→ **What is required**: Provide only the number of lines in the listing that contain the string "Mittelstr".

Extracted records
• • • • •

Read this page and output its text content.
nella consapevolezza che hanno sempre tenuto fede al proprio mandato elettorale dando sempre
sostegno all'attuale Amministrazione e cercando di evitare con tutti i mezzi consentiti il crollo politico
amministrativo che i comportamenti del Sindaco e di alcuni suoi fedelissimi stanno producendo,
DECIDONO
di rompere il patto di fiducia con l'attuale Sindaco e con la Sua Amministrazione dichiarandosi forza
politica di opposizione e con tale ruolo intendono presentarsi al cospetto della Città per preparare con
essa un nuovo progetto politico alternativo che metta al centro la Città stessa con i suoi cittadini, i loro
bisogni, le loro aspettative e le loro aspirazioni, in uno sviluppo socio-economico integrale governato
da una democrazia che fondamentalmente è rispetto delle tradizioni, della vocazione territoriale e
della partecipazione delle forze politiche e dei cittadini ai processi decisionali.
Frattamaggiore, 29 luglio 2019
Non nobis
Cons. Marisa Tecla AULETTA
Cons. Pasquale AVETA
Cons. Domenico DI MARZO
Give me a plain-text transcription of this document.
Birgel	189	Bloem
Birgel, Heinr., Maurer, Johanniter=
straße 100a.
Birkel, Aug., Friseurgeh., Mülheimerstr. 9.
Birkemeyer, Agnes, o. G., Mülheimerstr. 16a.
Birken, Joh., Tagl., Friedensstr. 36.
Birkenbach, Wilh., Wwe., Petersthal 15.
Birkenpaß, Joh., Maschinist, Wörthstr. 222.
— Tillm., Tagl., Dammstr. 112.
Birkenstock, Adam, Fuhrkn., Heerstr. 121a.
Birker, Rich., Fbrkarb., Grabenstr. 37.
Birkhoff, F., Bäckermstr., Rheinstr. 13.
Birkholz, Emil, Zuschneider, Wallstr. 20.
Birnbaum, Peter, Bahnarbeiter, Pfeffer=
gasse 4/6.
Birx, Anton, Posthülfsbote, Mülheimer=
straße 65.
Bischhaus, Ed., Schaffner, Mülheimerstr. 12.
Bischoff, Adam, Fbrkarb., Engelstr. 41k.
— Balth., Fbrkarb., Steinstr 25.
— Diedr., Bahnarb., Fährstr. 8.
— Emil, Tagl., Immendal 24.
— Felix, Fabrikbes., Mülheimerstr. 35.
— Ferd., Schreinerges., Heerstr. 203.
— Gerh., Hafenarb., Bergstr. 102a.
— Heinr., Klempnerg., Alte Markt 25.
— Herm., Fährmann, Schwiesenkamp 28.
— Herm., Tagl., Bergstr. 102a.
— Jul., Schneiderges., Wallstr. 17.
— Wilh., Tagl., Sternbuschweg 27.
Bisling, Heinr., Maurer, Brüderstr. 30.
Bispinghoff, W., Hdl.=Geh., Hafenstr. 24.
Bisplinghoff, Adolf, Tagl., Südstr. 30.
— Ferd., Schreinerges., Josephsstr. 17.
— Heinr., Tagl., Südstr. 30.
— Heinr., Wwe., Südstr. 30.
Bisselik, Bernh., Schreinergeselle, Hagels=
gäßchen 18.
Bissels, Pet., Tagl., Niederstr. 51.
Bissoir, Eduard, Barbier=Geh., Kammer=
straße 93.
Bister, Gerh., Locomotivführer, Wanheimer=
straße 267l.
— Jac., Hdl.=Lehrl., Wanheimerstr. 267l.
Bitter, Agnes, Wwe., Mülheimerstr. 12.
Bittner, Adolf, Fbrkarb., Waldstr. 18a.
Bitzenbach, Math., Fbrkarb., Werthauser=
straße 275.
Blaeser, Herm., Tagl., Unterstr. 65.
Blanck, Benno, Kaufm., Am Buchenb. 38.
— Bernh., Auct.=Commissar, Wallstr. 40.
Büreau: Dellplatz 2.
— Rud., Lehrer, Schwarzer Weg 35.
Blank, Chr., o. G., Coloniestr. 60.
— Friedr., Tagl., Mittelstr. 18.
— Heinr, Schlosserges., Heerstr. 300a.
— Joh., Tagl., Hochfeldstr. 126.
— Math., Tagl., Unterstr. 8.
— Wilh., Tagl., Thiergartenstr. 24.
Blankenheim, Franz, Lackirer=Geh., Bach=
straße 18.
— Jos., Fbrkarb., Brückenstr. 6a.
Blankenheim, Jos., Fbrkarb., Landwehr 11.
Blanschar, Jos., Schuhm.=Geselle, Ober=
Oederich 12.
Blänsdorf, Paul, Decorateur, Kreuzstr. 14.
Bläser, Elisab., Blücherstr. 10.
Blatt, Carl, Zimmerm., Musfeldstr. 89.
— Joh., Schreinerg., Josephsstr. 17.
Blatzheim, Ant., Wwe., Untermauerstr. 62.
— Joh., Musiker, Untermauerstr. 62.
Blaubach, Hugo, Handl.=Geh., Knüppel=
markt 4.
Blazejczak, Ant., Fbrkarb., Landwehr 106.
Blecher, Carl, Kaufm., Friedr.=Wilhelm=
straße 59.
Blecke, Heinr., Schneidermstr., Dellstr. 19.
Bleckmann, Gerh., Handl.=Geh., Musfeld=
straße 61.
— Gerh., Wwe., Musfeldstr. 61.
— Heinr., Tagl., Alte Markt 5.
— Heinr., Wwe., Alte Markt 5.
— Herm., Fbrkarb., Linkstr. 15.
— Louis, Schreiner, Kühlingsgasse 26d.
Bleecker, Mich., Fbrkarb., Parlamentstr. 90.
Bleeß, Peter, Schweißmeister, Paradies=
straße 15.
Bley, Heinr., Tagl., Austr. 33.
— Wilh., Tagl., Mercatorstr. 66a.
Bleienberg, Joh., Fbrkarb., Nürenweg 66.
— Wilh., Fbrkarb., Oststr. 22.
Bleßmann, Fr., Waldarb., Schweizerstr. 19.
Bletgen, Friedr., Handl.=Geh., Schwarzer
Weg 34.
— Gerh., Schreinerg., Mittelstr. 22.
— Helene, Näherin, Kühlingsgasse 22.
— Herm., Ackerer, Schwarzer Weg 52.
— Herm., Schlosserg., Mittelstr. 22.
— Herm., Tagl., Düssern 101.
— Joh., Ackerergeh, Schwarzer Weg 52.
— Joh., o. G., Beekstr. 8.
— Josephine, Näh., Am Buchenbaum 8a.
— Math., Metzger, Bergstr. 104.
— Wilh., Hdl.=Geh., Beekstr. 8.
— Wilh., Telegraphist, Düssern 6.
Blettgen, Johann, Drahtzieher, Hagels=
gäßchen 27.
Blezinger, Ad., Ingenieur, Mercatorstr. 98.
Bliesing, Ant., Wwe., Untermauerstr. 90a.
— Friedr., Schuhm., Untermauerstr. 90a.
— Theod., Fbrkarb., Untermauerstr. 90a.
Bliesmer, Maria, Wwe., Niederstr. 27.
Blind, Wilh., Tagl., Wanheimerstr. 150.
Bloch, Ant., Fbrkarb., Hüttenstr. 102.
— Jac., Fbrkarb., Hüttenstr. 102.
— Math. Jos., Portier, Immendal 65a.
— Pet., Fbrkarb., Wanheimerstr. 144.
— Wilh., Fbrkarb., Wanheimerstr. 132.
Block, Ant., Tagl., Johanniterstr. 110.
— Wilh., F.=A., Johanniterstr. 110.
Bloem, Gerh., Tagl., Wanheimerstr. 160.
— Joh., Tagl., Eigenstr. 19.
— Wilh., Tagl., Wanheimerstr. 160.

• • • • •

→ **Answer to this task**: 3